§ 出典資料:
┏━━
Honda Dream C70 / C75(1959)

Honda

【概要】Honda Dream C70 / C75(1959)――戦後日本を走り抜けた“高級ツアラー”

Honda Dream C70 / C75は、1959年に登場したホンダ初期の中型ツアラーモデルである。
プレスバックボーン構造と空冷4ストロークOHV単気筒エンジンを採用し、
当時の日本では珍しい信頼性と静粛性を両立した実用高級車として話題を呼んだ。
「ドリーム」の名が示す通り、戦後の人々に“移動の夢”を与えた象徴的な1台である。

開発背景 ― “実用+高品質”という新発想

1950年代後半、ホンダは既に小型車で成功を収めていたが、
次に目指したのは長距離・高速走行に耐えるツーリングバイクだった。
C70(250cc)とC75(305cc)は、その第一歩として開発され、
厚みのあるトルクと安定した走行性能で“高級車”として位置づけられた。
ホンダが量産でここまで静粛性を追求したのは、このモデルが最初期である。

デザインと構造 ― プレスフレームの先駆

C70/C75は、スーパーカブに続くプレス成形フレームを採用。
軽量で量産性が高く、整備もしやすい構造だった。
また、当時としては珍しいセルスターター付き電装を装備し、
都市部ユーザーや官公庁車両としても採用が進んだ。
流麗なフェンダーラインと堂々とした外観は、60年代ホンダデザインの原点である。
┗━━
§ 表示情報:
┏━━
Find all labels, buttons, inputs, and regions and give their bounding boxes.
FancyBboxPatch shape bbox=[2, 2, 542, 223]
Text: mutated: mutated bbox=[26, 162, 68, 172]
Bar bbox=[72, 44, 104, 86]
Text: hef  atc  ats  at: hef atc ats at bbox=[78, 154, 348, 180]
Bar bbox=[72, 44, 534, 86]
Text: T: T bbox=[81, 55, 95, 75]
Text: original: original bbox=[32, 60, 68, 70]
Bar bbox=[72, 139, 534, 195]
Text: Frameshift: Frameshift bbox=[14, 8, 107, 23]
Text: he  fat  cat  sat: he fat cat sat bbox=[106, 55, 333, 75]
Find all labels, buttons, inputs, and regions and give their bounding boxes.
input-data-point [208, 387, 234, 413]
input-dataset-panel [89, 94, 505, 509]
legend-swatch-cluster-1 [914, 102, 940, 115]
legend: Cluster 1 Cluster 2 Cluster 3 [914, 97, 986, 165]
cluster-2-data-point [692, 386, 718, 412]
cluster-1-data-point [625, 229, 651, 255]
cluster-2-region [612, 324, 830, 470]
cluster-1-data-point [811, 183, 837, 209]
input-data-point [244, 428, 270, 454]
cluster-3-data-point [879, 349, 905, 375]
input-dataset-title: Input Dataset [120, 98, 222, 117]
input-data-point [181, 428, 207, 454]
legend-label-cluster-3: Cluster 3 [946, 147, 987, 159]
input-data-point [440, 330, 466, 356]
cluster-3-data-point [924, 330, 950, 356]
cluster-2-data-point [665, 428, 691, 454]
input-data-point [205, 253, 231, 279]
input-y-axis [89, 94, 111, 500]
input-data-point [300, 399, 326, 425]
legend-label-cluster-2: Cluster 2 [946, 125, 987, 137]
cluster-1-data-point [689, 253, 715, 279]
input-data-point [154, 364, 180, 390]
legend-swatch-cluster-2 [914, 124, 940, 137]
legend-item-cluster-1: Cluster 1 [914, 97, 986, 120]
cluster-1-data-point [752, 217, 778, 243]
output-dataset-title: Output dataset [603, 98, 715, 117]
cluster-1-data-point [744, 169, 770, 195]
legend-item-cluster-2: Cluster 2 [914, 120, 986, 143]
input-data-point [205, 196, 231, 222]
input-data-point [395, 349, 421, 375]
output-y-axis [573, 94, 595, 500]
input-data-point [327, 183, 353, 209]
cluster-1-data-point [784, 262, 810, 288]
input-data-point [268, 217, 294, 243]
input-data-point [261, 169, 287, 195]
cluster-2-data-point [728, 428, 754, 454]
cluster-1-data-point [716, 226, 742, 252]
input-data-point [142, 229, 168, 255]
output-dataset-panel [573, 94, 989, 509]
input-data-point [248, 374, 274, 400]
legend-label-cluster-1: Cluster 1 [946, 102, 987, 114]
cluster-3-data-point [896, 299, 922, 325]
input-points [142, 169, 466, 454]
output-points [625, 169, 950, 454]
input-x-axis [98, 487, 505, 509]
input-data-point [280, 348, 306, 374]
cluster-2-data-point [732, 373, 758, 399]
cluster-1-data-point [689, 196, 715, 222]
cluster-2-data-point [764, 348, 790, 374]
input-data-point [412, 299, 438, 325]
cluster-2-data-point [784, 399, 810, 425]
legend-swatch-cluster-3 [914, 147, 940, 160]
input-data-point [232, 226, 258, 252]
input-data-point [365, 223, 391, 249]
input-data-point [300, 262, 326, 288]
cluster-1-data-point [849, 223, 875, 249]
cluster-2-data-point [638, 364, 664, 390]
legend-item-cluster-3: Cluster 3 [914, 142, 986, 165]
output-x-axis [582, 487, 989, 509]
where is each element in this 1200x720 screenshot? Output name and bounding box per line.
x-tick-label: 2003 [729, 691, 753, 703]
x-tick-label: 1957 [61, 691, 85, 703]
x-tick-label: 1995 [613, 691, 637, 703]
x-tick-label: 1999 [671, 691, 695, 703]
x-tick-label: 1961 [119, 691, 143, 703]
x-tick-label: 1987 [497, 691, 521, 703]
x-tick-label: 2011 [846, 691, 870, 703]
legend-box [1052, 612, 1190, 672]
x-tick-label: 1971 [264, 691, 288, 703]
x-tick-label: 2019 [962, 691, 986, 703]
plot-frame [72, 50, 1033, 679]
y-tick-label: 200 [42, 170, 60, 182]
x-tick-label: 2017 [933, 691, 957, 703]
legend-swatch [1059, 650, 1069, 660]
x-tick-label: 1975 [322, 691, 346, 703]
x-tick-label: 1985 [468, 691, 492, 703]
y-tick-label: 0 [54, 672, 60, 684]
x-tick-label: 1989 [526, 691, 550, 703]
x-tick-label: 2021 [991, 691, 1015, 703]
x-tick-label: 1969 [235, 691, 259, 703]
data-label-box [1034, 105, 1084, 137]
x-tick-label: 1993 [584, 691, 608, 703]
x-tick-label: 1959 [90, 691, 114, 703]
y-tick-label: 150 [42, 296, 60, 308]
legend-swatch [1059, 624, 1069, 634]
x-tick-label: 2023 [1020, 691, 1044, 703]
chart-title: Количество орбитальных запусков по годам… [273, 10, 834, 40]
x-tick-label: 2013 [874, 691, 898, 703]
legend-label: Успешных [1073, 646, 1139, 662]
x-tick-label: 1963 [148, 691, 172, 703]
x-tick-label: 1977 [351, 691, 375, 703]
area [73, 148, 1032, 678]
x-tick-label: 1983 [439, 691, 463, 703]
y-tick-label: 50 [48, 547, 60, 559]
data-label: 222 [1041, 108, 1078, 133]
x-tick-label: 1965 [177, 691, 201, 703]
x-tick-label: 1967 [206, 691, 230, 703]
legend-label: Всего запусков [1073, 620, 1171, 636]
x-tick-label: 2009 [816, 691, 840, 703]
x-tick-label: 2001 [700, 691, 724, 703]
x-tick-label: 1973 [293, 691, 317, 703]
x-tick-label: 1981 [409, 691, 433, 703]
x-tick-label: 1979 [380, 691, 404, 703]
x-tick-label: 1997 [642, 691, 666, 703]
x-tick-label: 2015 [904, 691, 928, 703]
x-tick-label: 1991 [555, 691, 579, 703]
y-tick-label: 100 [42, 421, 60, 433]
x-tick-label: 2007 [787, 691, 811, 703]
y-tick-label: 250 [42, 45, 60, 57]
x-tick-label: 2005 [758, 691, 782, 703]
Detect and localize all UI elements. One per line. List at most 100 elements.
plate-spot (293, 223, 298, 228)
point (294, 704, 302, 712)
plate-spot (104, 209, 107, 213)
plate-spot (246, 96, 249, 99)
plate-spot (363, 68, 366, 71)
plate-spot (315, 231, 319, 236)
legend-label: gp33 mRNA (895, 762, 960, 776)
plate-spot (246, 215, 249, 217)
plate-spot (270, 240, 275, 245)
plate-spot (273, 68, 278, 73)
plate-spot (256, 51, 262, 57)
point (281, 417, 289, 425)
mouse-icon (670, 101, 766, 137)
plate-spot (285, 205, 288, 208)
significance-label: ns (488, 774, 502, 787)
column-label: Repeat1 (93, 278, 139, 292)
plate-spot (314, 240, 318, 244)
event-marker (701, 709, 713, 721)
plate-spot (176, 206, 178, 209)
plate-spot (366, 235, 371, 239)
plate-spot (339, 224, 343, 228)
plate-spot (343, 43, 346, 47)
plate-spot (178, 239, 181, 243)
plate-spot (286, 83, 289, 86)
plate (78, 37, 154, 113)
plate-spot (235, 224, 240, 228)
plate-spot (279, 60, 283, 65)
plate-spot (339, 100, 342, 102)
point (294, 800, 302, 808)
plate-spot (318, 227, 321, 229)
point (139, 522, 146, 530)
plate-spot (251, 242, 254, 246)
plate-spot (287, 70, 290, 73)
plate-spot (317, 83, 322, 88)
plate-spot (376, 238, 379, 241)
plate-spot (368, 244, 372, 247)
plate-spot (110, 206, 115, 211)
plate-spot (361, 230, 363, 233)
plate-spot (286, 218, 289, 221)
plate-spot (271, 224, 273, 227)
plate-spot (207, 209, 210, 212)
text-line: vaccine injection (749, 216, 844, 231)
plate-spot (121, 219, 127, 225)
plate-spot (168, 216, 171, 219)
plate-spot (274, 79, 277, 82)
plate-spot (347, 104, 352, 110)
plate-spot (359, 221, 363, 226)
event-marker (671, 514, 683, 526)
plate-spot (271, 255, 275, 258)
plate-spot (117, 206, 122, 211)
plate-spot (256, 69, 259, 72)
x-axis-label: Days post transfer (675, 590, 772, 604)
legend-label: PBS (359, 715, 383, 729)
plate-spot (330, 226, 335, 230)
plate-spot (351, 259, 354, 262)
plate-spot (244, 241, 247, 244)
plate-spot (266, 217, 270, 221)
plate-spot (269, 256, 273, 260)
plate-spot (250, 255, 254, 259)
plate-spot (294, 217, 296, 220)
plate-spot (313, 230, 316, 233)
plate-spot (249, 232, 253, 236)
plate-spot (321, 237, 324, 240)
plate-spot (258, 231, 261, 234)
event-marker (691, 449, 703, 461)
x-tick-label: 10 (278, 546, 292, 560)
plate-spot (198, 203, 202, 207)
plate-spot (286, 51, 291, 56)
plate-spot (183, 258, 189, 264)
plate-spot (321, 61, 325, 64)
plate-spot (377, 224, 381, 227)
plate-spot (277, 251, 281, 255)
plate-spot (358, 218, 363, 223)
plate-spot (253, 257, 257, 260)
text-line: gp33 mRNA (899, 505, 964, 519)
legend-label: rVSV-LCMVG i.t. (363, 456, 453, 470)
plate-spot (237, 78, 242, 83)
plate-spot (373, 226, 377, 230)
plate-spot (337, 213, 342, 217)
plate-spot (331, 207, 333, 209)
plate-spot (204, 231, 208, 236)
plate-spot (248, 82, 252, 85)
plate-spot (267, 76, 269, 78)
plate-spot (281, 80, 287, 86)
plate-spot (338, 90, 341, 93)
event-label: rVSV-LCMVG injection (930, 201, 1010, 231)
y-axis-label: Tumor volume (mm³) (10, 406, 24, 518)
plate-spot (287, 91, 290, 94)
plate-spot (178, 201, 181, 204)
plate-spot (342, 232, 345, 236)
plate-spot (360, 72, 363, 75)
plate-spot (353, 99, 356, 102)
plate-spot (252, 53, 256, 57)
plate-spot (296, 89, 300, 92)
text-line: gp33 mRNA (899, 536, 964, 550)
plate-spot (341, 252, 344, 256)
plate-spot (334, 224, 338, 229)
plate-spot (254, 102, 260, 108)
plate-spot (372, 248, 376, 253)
┗━━
§ 課題について:
Honda Dream C70 / C75を紹介する上の記事を、最後の文のあとから書き継ぐこと。

§ 解答例:
【主要スペック(代表値)】

型式 Dream C70(250cc) / Dream C75(305cc)
年式 1959 年
エンジン 空冷4ストローク単気筒 / OHV
総排気量 247 cc(C70) / 305 cc(C75)
最高出力 約 18–20 PS / 6,500 rpm
最大トルク 約 2.0 kg·m / 5,000 rpm
変速機構 4 速リターン式
始動方式 キック & セル併用
車両重量 約 160–170 kg
燃料タンク容量 約 13 L
最高速度 約 130 km/h

時代的意義と文化背景

C70/C75は、当時の日本において「マイカーの代替」として活躍。
警察・郵便・観光地の営業車両など公的用途でも多く使用され、
その静粛なエンジン音から「上品なバイク」と呼ばれた。
この時代に培われたホンダの耐久品質と量産精度は、後のCBシリーズへと継承されていく。